**Exercise goal:** Go through the entries below and pick out every line with "Businesses".

Data extracted from a collection:
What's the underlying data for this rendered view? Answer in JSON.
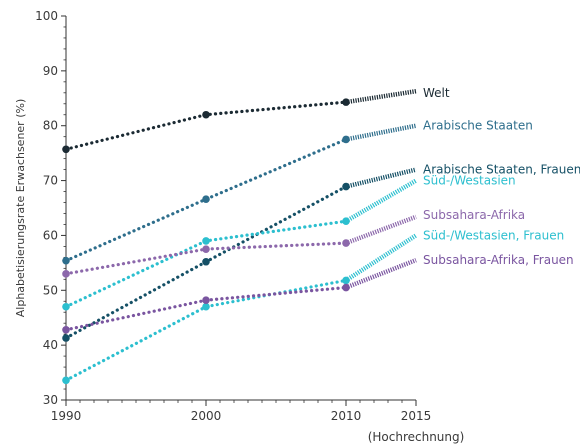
{
  "chart_data": {
    "type": "line",
    "xlabel": "",
    "ylabel": "Alphabetisierungsrate Erwachsener (%)",
    "xlim": [
      1990,
      2015
    ],
    "ylim": [
      30,
      100
    ],
    "xticks": [
      1990,
      2000,
      2010,
      2015
    ],
    "xtick_note": "(Hochrechnung)",
    "yticks": [
      30,
      40,
      50,
      60,
      70,
      80,
      90,
      100
    ],
    "grid": false,
    "legend": "inline-right",
    "series": [
      {
        "name": "Welt",
        "color": "#1b2a33",
        "x": [
          1990,
          2000,
          2010,
          2015
        ],
        "y": [
          75.7,
          82.0,
          84.3,
          86.3
        ]
      },
      {
        "name": "Arabische Staaten",
        "color": "#2e6e8c",
        "x": [
          1990,
          2000,
          2010,
          2015
        ],
        "y": [
          55.4,
          66.6,
          77.5,
          80.0
        ]
      },
      {
        "name": "Arabische Staaten, Frauen",
        "color": "#155066",
        "x": [
          1990,
          2000,
          2010,
          2015
        ],
        "y": [
          41.3,
          55.2,
          68.9,
          72.0
        ]
      },
      {
        "name": "Süd-/Westasien",
        "color": "#2cbfcf",
        "x": [
          1990,
          2000,
          2010,
          2015
        ],
        "y": [
          47.0,
          59.0,
          62.6,
          70.0
        ]
      },
      {
        "name": "Subsahara-Afrika",
        "color": "#8c68ab",
        "x": [
          1990,
          2000,
          2010,
          2015
        ],
        "y": [
          53.0,
          57.5,
          58.6,
          63.4
        ]
      },
      {
        "name": "Süd-/Westasien, Frauen",
        "color": "#2cbfcf",
        "x": [
          1990,
          2000,
          2010,
          2015
        ],
        "y": [
          33.6,
          47.0,
          51.8,
          60.0
        ]
      },
      {
        "name": "Subsahara-Afrika, Frauen",
        "color": "#7a55a0",
        "x": [
          1990,
          2000,
          2010,
          2015
        ],
        "y": [
          42.8,
          48.2,
          50.5,
          55.5
        ]
      }
    ]
  }
}
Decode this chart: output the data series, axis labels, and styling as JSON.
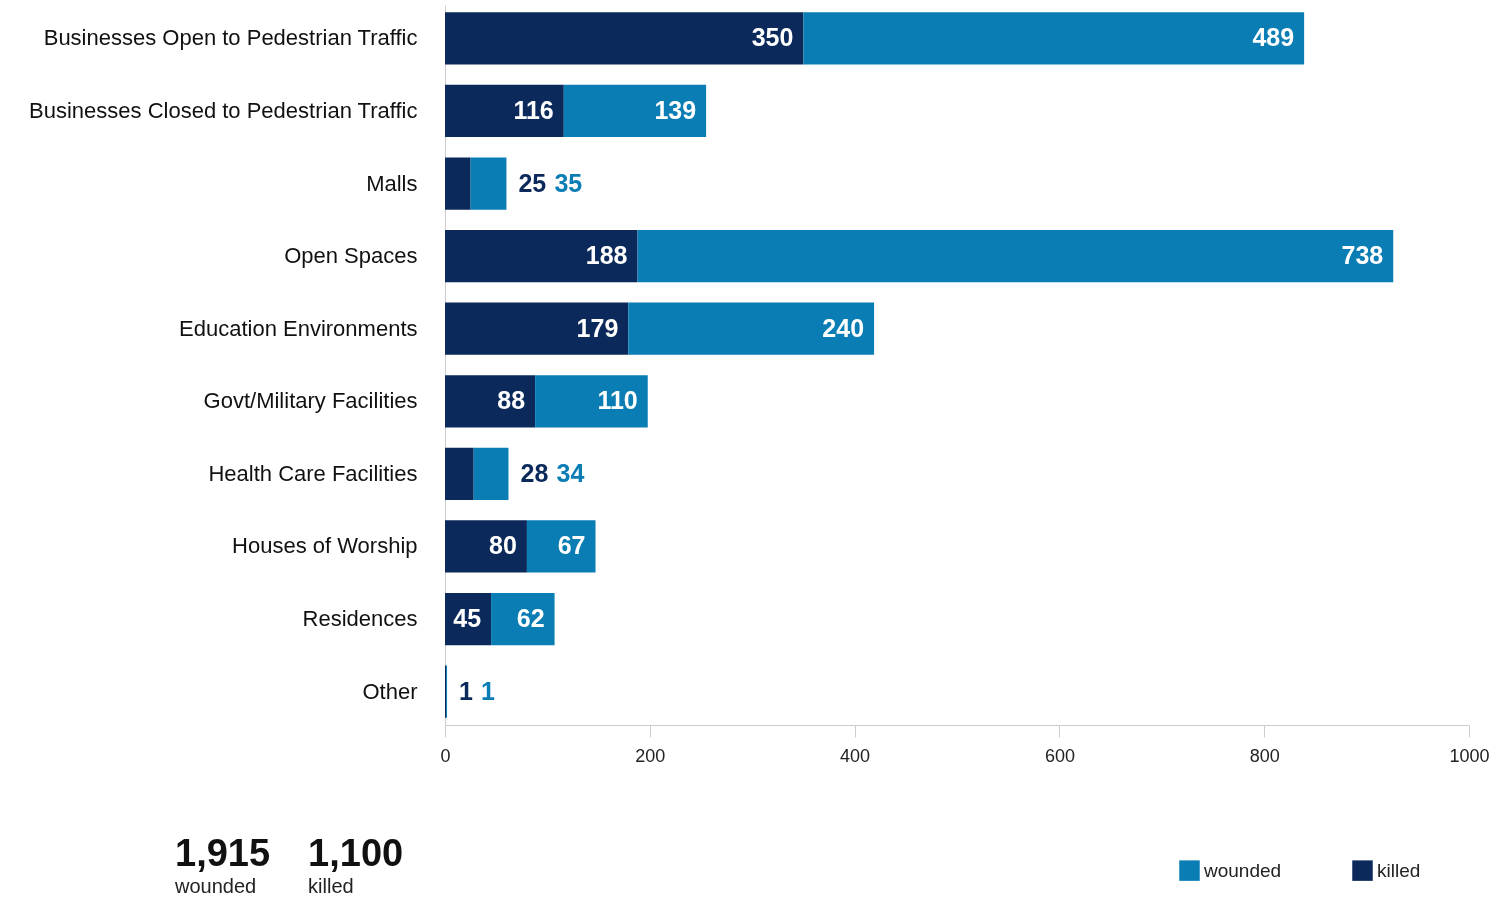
{
  "chart_data": {
    "type": "bar",
    "orientation": "horizontal",
    "stacked": true,
    "data_labels": true,
    "categories": [
      "Businesses Open to Pedestrian Traffic",
      "Businesses Closed to Pedestrian Traffic",
      "Malls",
      "Open Spaces",
      "Education Environments",
      "Govt/Military Facilities",
      "Health Care Facilities",
      "Houses of Worship",
      "Residences",
      "Other"
    ],
    "series": [
      {
        "name": "killed",
        "color": "#0b2a5b",
        "values": [
          350,
          116,
          25,
          188,
          179,
          88,
          28,
          80,
          45,
          1
        ]
      },
      {
        "name": "wounded",
        "color": "#0a7db5",
        "values": [
          489,
          139,
          35,
          738,
          240,
          110,
          34,
          67,
          62,
          1
        ]
      }
    ],
    "xlim": [
      0,
      1000
    ],
    "xticks": [
      0,
      200,
      400,
      600,
      800,
      1000
    ],
    "grid": false,
    "legend": "bottom right",
    "annotations": [
      "1,915",
      "wounded",
      "1,100",
      "killed"
    ]
  }
}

**Final result:**
      "Businesses Open to Pedestrian Traffic",
      "Businesses Closed to Pedestrian Traffic",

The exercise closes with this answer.